Raw records
* begin *

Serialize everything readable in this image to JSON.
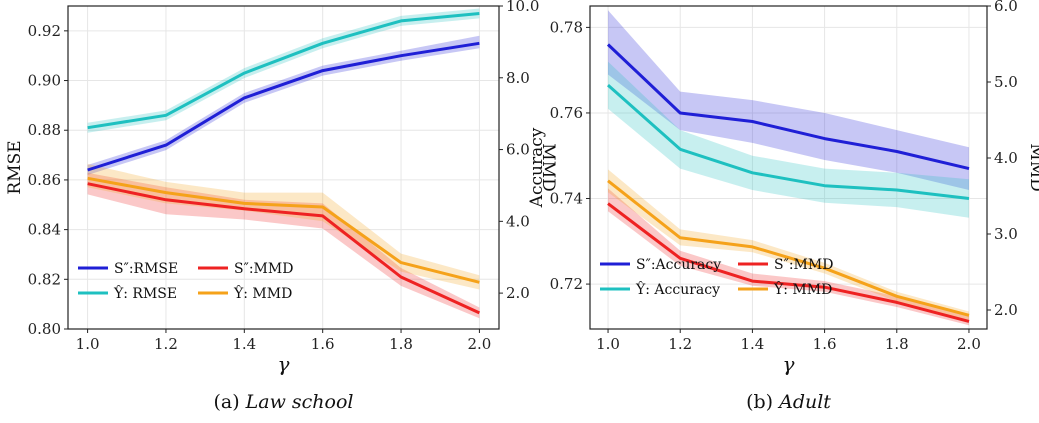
{
  "chart_data": [
    {
      "type": "line",
      "caption_prefix": "(a) ",
      "caption_title": "Law school",
      "xlabel": "γ",
      "ylabel": "RMSE",
      "ylabel_right": "MMD",
      "x": [
        1.0,
        1.2,
        1.4,
        1.6,
        1.8,
        2.0
      ],
      "xlim": [
        0.95,
        2.05
      ],
      "xticks": [
        "1.0",
        "1.2",
        "1.4",
        "1.6",
        "1.8",
        "2.0"
      ],
      "ylim_left": [
        0.8,
        0.93
      ],
      "yticks_left": [
        "0.80",
        "0.82",
        "0.84",
        "0.86",
        "0.88",
        "0.90",
        "0.92"
      ],
      "ylim_right": [
        1.0,
        10.0
      ],
      "yticks_right": [
        "2.0",
        "4.0",
        "6.0",
        "8.0",
        "10.0"
      ],
      "grid": true,
      "legend_position": "bottom-left",
      "series": [
        {
          "name": "S″:RMSE",
          "axis": "left",
          "color": "#1f1fd6",
          "values": [
            0.864,
            0.874,
            0.893,
            0.904,
            0.91,
            0.915
          ],
          "lower": [
            0.862,
            0.872,
            0.891,
            0.902,
            0.908,
            0.913
          ],
          "upper": [
            0.866,
            0.876,
            0.895,
            0.906,
            0.912,
            0.918
          ]
        },
        {
          "name": "Ŷ:  RMSE",
          "axis": "left",
          "color": "#1ec0c0",
          "values": [
            0.881,
            0.886,
            0.903,
            0.915,
            0.924,
            0.927
          ],
          "lower": [
            0.879,
            0.884,
            0.901,
            0.913,
            0.922,
            0.925
          ],
          "upper": [
            0.883,
            0.888,
            0.905,
            0.917,
            0.926,
            0.929
          ]
        },
        {
          "name": "S″:MMD",
          "axis": "right",
          "color": "#ee2222",
          "values": [
            5.05,
            4.6,
            4.35,
            4.15,
            2.45,
            1.45
          ],
          "lower": [
            4.75,
            4.2,
            4.05,
            3.8,
            2.2,
            1.3
          ],
          "upper": [
            5.35,
            4.95,
            4.6,
            4.5,
            2.7,
            1.6
          ]
        },
        {
          "name": "Ŷ:  MMD",
          "axis": "right",
          "color": "#f5a21a",
          "values": [
            5.2,
            4.8,
            4.5,
            4.4,
            2.85,
            2.3
          ],
          "lower": [
            4.95,
            4.5,
            4.3,
            4.0,
            2.6,
            2.1
          ],
          "upper": [
            5.6,
            5.1,
            4.8,
            4.8,
            3.1,
            2.5
          ]
        }
      ]
    },
    {
      "type": "line",
      "caption_prefix": "(b) ",
      "caption_title": "Adult",
      "xlabel": "γ",
      "ylabel": "Accuracy",
      "ylabel_right": "MMD",
      "x": [
        1.0,
        1.2,
        1.4,
        1.6,
        1.8,
        2.0
      ],
      "xlim": [
        0.95,
        2.05
      ],
      "xticks": [
        "1.0",
        "1.2",
        "1.4",
        "1.6",
        "1.8",
        "2.0"
      ],
      "ylim_left": [
        0.7095,
        0.785
      ],
      "yticks_left": [
        "0.72",
        "0.74",
        "0.76",
        "0.78"
      ],
      "ylim_right": [
        1.75,
        6.0
      ],
      "yticks_right": [
        "2.0",
        "3.0",
        "4.0",
        "5.0",
        "6.0"
      ],
      "grid": true,
      "legend_position": "bottom-left",
      "series": [
        {
          "name": "S″:Accuracy",
          "axis": "left",
          "color": "#1f1fd6",
          "values": [
            0.776,
            0.76,
            0.758,
            0.754,
            0.751,
            0.747
          ],
          "lower": [
            0.769,
            0.756,
            0.753,
            0.749,
            0.746,
            0.742
          ],
          "upper": [
            0.784,
            0.765,
            0.763,
            0.76,
            0.756,
            0.752
          ]
        },
        {
          "name": "Ŷ:  Accuracy",
          "axis": "left",
          "color": "#1ec0c0",
          "values": [
            0.7665,
            0.7515,
            0.746,
            0.743,
            0.742,
            0.74
          ],
          "lower": [
            0.761,
            0.747,
            0.742,
            0.739,
            0.738,
            0.7355
          ],
          "upper": [
            0.772,
            0.756,
            0.75,
            0.747,
            0.746,
            0.7445
          ]
        },
        {
          "name": "S″:MMD",
          "axis": "right",
          "color": "#ee2222",
          "values": [
            3.4,
            2.68,
            2.38,
            2.3,
            2.1,
            1.85
          ],
          "lower": [
            3.3,
            2.58,
            2.32,
            2.24,
            2.04,
            1.8
          ],
          "upper": [
            3.6,
            2.78,
            2.48,
            2.38,
            2.18,
            1.92
          ]
        },
        {
          "name": "Ŷ:  MMD",
          "axis": "right",
          "color": "#f5a21a",
          "values": [
            3.7,
            2.95,
            2.83,
            2.55,
            2.18,
            1.93
          ],
          "lower": [
            3.55,
            2.85,
            2.76,
            2.48,
            2.11,
            1.87
          ],
          "upper": [
            3.85,
            3.06,
            2.92,
            2.62,
            2.24,
            1.98
          ]
        }
      ]
    }
  ]
}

* end *

- **What you need to do**
Retype the entries word for word. Omit any images.

- **Result of this task**
Serialize everything readable in this image to JSON.
{
  "chart_data": [
    {
      "type": "line",
      "caption_prefix": "(a) ",
      "caption_title": "Law school",
      "xlabel": "γ",
      "ylabel": "RMSE",
      "ylabel_right": "MMD",
      "x": [
        1.0,
        1.2,
        1.4,
        1.6,
        1.8,
        2.0
      ],
      "xlim": [
        0.95,
        2.05
      ],
      "xticks": [
        "1.0",
        "1.2",
        "1.4",
        "1.6",
        "1.8",
        "2.0"
      ],
      "ylim_left": [
        0.8,
        0.93
      ],
      "yticks_left": [
        "0.80",
        "0.82",
        "0.84",
        "0.86",
        "0.88",
        "0.90",
        "0.92"
      ],
      "ylim_right": [
        1.0,
        10.0
      ],
      "yticks_right": [
        "2.0",
        "4.0",
        "6.0",
        "8.0",
        "10.0"
      ],
      "grid": true,
      "legend_position": "bottom-left",
      "series": [
        {
          "name": "S″:RMSE",
          "axis": "left",
          "color": "#1f1fd6",
          "values": [
            0.864,
            0.874,
            0.893,
            0.904,
            0.91,
            0.915
          ],
          "lower": [
            0.862,
            0.872,
            0.891,
            0.902,
            0.908,
            0.913
          ],
          "upper": [
            0.866,
            0.876,
            0.895,
            0.906,
            0.912,
            0.918
          ]
        },
        {
          "name": "Ŷ:  RMSE",
          "axis": "left",
          "color": "#1ec0c0",
          "values": [
            0.881,
            0.886,
            0.903,
            0.915,
            0.924,
            0.927
          ],
          "lower": [
            0.879,
            0.884,
            0.901,
            0.913,
            0.922,
            0.925
          ],
          "upper": [
            0.883,
            0.888,
            0.905,
            0.917,
            0.926,
            0.929
          ]
        },
        {
          "name": "S″:MMD",
          "axis": "right",
          "color": "#ee2222",
          "values": [
            5.05,
            4.6,
            4.35,
            4.15,
            2.45,
            1.45
          ],
          "lower": [
            4.75,
            4.2,
            4.05,
            3.8,
            2.2,
            1.3
          ],
          "upper": [
            5.35,
            4.95,
            4.6,
            4.5,
            2.7,
            1.6
          ]
        },
        {
          "name": "Ŷ:  MMD",
          "axis": "right",
          "color": "#f5a21a",
          "values": [
            5.2,
            4.8,
            4.5,
            4.4,
            2.85,
            2.3
          ],
          "lower": [
            4.95,
            4.5,
            4.3,
            4.0,
            2.6,
            2.1
          ],
          "upper": [
            5.6,
            5.1,
            4.8,
            4.8,
            3.1,
            2.5
          ]
        }
      ]
    },
    {
      "type": "line",
      "caption_prefix": "(b) ",
      "caption_title": "Adult",
      "xlabel": "γ",
      "ylabel": "Accuracy",
      "ylabel_right": "MMD",
      "x": [
        1.0,
        1.2,
        1.4,
        1.6,
        1.8,
        2.0
      ],
      "xlim": [
        0.95,
        2.05
      ],
      "xticks": [
        "1.0",
        "1.2",
        "1.4",
        "1.6",
        "1.8",
        "2.0"
      ],
      "ylim_left": [
        0.7095,
        0.785
      ],
      "yticks_left": [
        "0.72",
        "0.74",
        "0.76",
        "0.78"
      ],
      "ylim_right": [
        1.75,
        6.0
      ],
      "yticks_right": [
        "2.0",
        "3.0",
        "4.0",
        "5.0",
        "6.0"
      ],
      "grid": true,
      "legend_position": "bottom-left",
      "series": [
        {
          "name": "S″:Accuracy",
          "axis": "left",
          "color": "#1f1fd6",
          "values": [
            0.776,
            0.76,
            0.758,
            0.754,
            0.751,
            0.747
          ],
          "lower": [
            0.769,
            0.756,
            0.753,
            0.749,
            0.746,
            0.742
          ],
          "upper": [
            0.784,
            0.765,
            0.763,
            0.76,
            0.756,
            0.752
          ]
        },
        {
          "name": "Ŷ:  Accuracy",
          "axis": "left",
          "color": "#1ec0c0",
          "values": [
            0.7665,
            0.7515,
            0.746,
            0.743,
            0.742,
            0.74
          ],
          "lower": [
            0.761,
            0.747,
            0.742,
            0.739,
            0.738,
            0.7355
          ],
          "upper": [
            0.772,
            0.756,
            0.75,
            0.747,
            0.746,
            0.7445
          ]
        },
        {
          "name": "S″:MMD",
          "axis": "right",
          "color": "#ee2222",
          "values": [
            3.4,
            2.68,
            2.38,
            2.3,
            2.1,
            1.85
          ],
          "lower": [
            3.3,
            2.58,
            2.32,
            2.24,
            2.04,
            1.8
          ],
          "upper": [
            3.6,
            2.78,
            2.48,
            2.38,
            2.18,
            1.92
          ]
        },
        {
          "name": "Ŷ:  MMD",
          "axis": "right",
          "color": "#f5a21a",
          "values": [
            3.7,
            2.95,
            2.83,
            2.55,
            2.18,
            1.93
          ],
          "lower": [
            3.55,
            2.85,
            2.76,
            2.48,
            2.11,
            1.87
          ],
          "upper": [
            3.85,
            3.06,
            2.92,
            2.62,
            2.24,
            1.98
          ]
        }
      ]
    }
  ]
}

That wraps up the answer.